Set down each line of the data below exactly as it stands, dropping the pictures.

:: Data supplied

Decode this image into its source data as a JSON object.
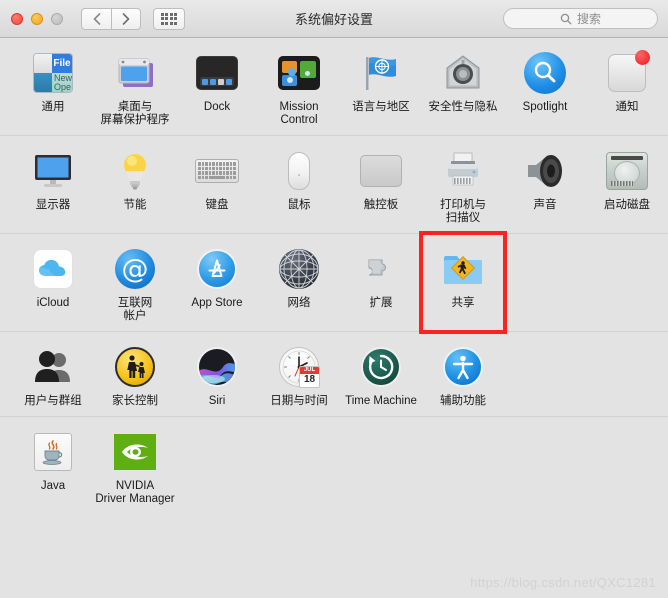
{
  "window": {
    "title": "系统偏好设置",
    "traffic_lights": [
      "close",
      "minimize",
      "zoom"
    ],
    "nav": {
      "back": "back-arrow",
      "forward": "forward-arrow",
      "grid": "show-all-grid"
    },
    "search": {
      "placeholder": "搜索",
      "value": "",
      "icon": "search-icon"
    }
  },
  "highlight": {
    "target": "共享",
    "color": "#fb2222"
  },
  "watermark": "https://blog.csdn.net/QXC1281",
  "rows": [
    {
      "items": [
        {
          "label": "通用",
          "icon": "general-icon"
        },
        {
          "label": "桌面与\n屏幕保护程序",
          "icon": "desktop-screensaver-icon"
        },
        {
          "label": "Dock",
          "icon": "dock-icon"
        },
        {
          "label": "Mission\nControl",
          "icon": "mission-control-icon"
        },
        {
          "label": "语言与地区",
          "icon": "language-region-icon"
        },
        {
          "label": "安全性与隐私",
          "icon": "security-privacy-icon"
        },
        {
          "label": "Spotlight",
          "icon": "spotlight-icon"
        },
        {
          "label": "通知",
          "icon": "notifications-icon",
          "badge": true
        }
      ]
    },
    {
      "items": [
        {
          "label": "显示器",
          "icon": "displays-icon"
        },
        {
          "label": "节能",
          "icon": "energy-saver-icon"
        },
        {
          "label": "键盘",
          "icon": "keyboard-icon"
        },
        {
          "label": "鼠标",
          "icon": "mouse-icon"
        },
        {
          "label": "触控板",
          "icon": "trackpad-icon"
        },
        {
          "label": "打印机与\n扫描仪",
          "icon": "printers-scanners-icon"
        },
        {
          "label": "声音",
          "icon": "sound-icon"
        },
        {
          "label": "启动磁盘",
          "icon": "startup-disk-icon"
        }
      ]
    },
    {
      "items": [
        {
          "label": "iCloud",
          "icon": "icloud-icon"
        },
        {
          "label": "互联网\n帐户",
          "icon": "internet-accounts-icon"
        },
        {
          "label": "App Store",
          "icon": "app-store-icon"
        },
        {
          "label": "网络",
          "icon": "network-icon"
        },
        {
          "label": "扩展",
          "icon": "extensions-icon"
        },
        {
          "label": "共享",
          "icon": "sharing-icon",
          "highlighted": true
        }
      ]
    },
    {
      "items": [
        {
          "label": "用户与群组",
          "icon": "users-groups-icon"
        },
        {
          "label": "家长控制",
          "icon": "parental-controls-icon"
        },
        {
          "label": "Siri",
          "icon": "siri-icon"
        },
        {
          "label": "日期与时间",
          "icon": "date-time-icon",
          "calendar_month": "JUL",
          "calendar_day": "18"
        },
        {
          "label": "Time Machine",
          "icon": "time-machine-icon"
        },
        {
          "label": "辅助功能",
          "icon": "accessibility-icon"
        }
      ]
    },
    {
      "items": [
        {
          "label": "Java",
          "icon": "java-icon"
        },
        {
          "label": "NVIDIA\nDriver Manager",
          "icon": "nvidia-driver-manager-icon"
        }
      ]
    }
  ],
  "general_icon_text": {
    "file": "File",
    "new": "New",
    "open": "Ope"
  }
}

::::

[Result below]
Decode this image into its source data as a JSON object.
{
  "window": {
    "title": "系统偏好设置",
    "traffic_lights": [
      "close",
      "minimize",
      "zoom"
    ],
    "nav": {
      "back": "back-arrow",
      "forward": "forward-arrow",
      "grid": "show-all-grid"
    },
    "search": {
      "placeholder": "搜索",
      "value": "",
      "icon": "search-icon"
    }
  },
  "highlight": {
    "target": "共享",
    "color": "#fb2222"
  },
  "watermark": "https://blog.csdn.net/QXC1281",
  "rows": [
    {
      "items": [
        {
          "label": "通用",
          "icon": "general-icon"
        },
        {
          "label": "桌面与\n屏幕保护程序",
          "icon": "desktop-screensaver-icon"
        },
        {
          "label": "Dock",
          "icon": "dock-icon"
        },
        {
          "label": "Mission\nControl",
          "icon": "mission-control-icon"
        },
        {
          "label": "语言与地区",
          "icon": "language-region-icon"
        },
        {
          "label": "安全性与隐私",
          "icon": "security-privacy-icon"
        },
        {
          "label": "Spotlight",
          "icon": "spotlight-icon"
        },
        {
          "label": "通知",
          "icon": "notifications-icon",
          "badge": true
        }
      ]
    },
    {
      "items": [
        {
          "label": "显示器",
          "icon": "displays-icon"
        },
        {
          "label": "节能",
          "icon": "energy-saver-icon"
        },
        {
          "label": "键盘",
          "icon": "keyboard-icon"
        },
        {
          "label": "鼠标",
          "icon": "mouse-icon"
        },
        {
          "label": "触控板",
          "icon": "trackpad-icon"
        },
        {
          "label": "打印机与\n扫描仪",
          "icon": "printers-scanners-icon"
        },
        {
          "label": "声音",
          "icon": "sound-icon"
        },
        {
          "label": "启动磁盘",
          "icon": "startup-disk-icon"
        }
      ]
    },
    {
      "items": [
        {
          "label": "iCloud",
          "icon": "icloud-icon"
        },
        {
          "label": "互联网\n帐户",
          "icon": "internet-accounts-icon"
        },
        {
          "label": "App Store",
          "icon": "app-store-icon"
        },
        {
          "label": "网络",
          "icon": "network-icon"
        },
        {
          "label": "扩展",
          "icon": "extensions-icon"
        },
        {
          "label": "共享",
          "icon": "sharing-icon",
          "highlighted": true
        }
      ]
    },
    {
      "items": [
        {
          "label": "用户与群组",
          "icon": "users-groups-icon"
        },
        {
          "label": "家长控制",
          "icon": "parental-controls-icon"
        },
        {
          "label": "Siri",
          "icon": "siri-icon"
        },
        {
          "label": "日期与时间",
          "icon": "date-time-icon",
          "calendar_month": "JUL",
          "calendar_day": "18"
        },
        {
          "label": "Time Machine",
          "icon": "time-machine-icon"
        },
        {
          "label": "辅助功能",
          "icon": "accessibility-icon"
        }
      ]
    },
    {
      "items": [
        {
          "label": "Java",
          "icon": "java-icon"
        },
        {
          "label": "NVIDIA\nDriver Manager",
          "icon": "nvidia-driver-manager-icon"
        }
      ]
    }
  ],
  "general_icon_text": {
    "file": "File",
    "new": "New",
    "open": "Ope"
  }
}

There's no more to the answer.